> THE EXERCISE:
Transcribe every entry below word for word, but skip the pictures.
· · ·
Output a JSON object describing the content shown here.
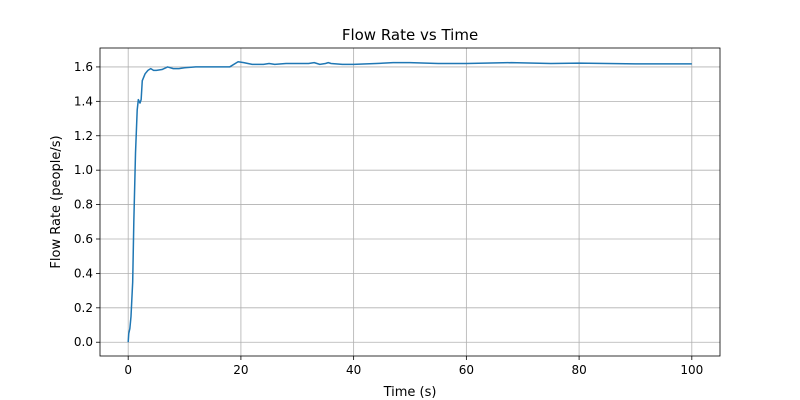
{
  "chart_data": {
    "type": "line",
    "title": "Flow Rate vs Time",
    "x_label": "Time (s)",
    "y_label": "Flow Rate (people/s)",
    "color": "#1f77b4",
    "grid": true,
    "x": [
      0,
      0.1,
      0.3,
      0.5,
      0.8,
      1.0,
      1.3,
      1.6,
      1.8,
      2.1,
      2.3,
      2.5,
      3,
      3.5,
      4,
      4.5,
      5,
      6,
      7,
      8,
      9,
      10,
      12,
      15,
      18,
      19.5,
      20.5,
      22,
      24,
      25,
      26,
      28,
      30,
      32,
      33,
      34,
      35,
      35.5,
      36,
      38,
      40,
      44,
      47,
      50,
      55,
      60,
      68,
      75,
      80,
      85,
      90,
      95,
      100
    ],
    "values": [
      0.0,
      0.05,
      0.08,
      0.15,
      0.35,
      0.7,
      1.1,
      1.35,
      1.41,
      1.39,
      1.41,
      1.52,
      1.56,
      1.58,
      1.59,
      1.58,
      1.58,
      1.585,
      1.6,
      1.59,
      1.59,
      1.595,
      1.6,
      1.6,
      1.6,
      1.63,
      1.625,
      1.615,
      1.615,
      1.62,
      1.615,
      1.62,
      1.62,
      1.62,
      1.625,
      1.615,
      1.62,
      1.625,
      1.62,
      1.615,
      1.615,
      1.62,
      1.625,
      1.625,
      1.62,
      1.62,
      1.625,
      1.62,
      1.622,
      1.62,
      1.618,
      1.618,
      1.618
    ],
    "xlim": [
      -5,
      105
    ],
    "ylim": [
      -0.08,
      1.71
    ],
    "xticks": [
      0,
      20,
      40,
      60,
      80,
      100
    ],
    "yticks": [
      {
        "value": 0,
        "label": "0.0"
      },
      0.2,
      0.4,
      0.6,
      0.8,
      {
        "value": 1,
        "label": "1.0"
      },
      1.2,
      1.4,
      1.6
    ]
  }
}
· · ·
> THE ANSWER:
Output a JSON object describing the content shown here.
{
  "chart_data": {
    "type": "line",
    "title": "Flow Rate vs Time",
    "x_label": "Time (s)",
    "y_label": "Flow Rate (people/s)",
    "color": "#1f77b4",
    "grid": true,
    "x": [
      0,
      0.1,
      0.3,
      0.5,
      0.8,
      1.0,
      1.3,
      1.6,
      1.8,
      2.1,
      2.3,
      2.5,
      3,
      3.5,
      4,
      4.5,
      5,
      6,
      7,
      8,
      9,
      10,
      12,
      15,
      18,
      19.5,
      20.5,
      22,
      24,
      25,
      26,
      28,
      30,
      32,
      33,
      34,
      35,
      35.5,
      36,
      38,
      40,
      44,
      47,
      50,
      55,
      60,
      68,
      75,
      80,
      85,
      90,
      95,
      100
    ],
    "values": [
      0.0,
      0.05,
      0.08,
      0.15,
      0.35,
      0.7,
      1.1,
      1.35,
      1.41,
      1.39,
      1.41,
      1.52,
      1.56,
      1.58,
      1.59,
      1.58,
      1.58,
      1.585,
      1.6,
      1.59,
      1.59,
      1.595,
      1.6,
      1.6,
      1.6,
      1.63,
      1.625,
      1.615,
      1.615,
      1.62,
      1.615,
      1.62,
      1.62,
      1.62,
      1.625,
      1.615,
      1.62,
      1.625,
      1.62,
      1.615,
      1.615,
      1.62,
      1.625,
      1.625,
      1.62,
      1.62,
      1.625,
      1.62,
      1.622,
      1.62,
      1.618,
      1.618,
      1.618
    ],
    "xlim": [
      -5,
      105
    ],
    "ylim": [
      -0.08,
      1.71
    ],
    "xticks": [
      0,
      20,
      40,
      60,
      80,
      100
    ],
    "yticks": [
      {
        "value": 0,
        "label": "0.0"
      },
      0.2,
      0.4,
      0.6,
      0.8,
      {
        "value": 1,
        "label": "1.0"
      },
      1.2,
      1.4,
      1.6
    ]
  }
}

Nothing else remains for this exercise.